* start *
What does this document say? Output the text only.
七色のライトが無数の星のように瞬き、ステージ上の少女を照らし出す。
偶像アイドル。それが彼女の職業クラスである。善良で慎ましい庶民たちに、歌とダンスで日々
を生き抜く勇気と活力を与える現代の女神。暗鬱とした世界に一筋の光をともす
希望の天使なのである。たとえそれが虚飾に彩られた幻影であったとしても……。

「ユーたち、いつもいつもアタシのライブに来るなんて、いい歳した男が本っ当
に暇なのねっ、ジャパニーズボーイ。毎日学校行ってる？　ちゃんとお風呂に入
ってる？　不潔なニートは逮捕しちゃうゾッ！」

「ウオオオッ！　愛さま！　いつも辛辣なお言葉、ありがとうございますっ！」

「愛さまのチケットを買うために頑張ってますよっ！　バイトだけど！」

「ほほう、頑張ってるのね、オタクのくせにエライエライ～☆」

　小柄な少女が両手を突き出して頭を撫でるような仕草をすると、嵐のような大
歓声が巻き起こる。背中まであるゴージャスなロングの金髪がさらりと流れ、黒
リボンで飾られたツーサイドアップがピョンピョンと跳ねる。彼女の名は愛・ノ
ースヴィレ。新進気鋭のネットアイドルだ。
* end *
→ EXERCISE GOAL: Write each line above out exactly.

→ FULL ANSWER:
What does this document say? Output the text only.
七色のライトが無数の星のように瞬き、ステージ上の少女を照らし出す。
偶像アイドル。それが彼女の職業クラスである。善良で慎ましい庶民たちに、歌とダンスで日々
を生き抜く勇気と活力を与える現代の女神。暗鬱とした世界に一筋の光をともす
希望の天使なのである。たとえそれが虚飾に彩られた幻影であったとしても……。

「ユーたち、いつもいつもアタシのライブに来るなんて、いい歳した男が本っ当
に暇なのねっ、ジャパニーズボーイ。毎日学校行ってる？　ちゃんとお風呂に入
ってる？　不潔なニートは逮捕しちゃうゾッ！」

「ウオオオッ！　愛さま！　いつも辛辣なお言葉、ありがとうございますっ！」

「愛さまのチケットを買うために頑張ってますよっ！　バイトだけど！」

「ほほう、頑張ってるのね、オタクのくせにエライエライ～☆」

　小柄な少女が両手を突き出して頭を撫でるような仕草をすると、嵐のような大
歓声が巻き起こる。背中まであるゴージャスなロングの金髪がさらりと流れ、黒
リボンで飾られたツーサイドアップがピョンピョンと跳ねる。彼女の名は愛・ノ
ースヴィレ。新進気鋭のネットアイドルだ。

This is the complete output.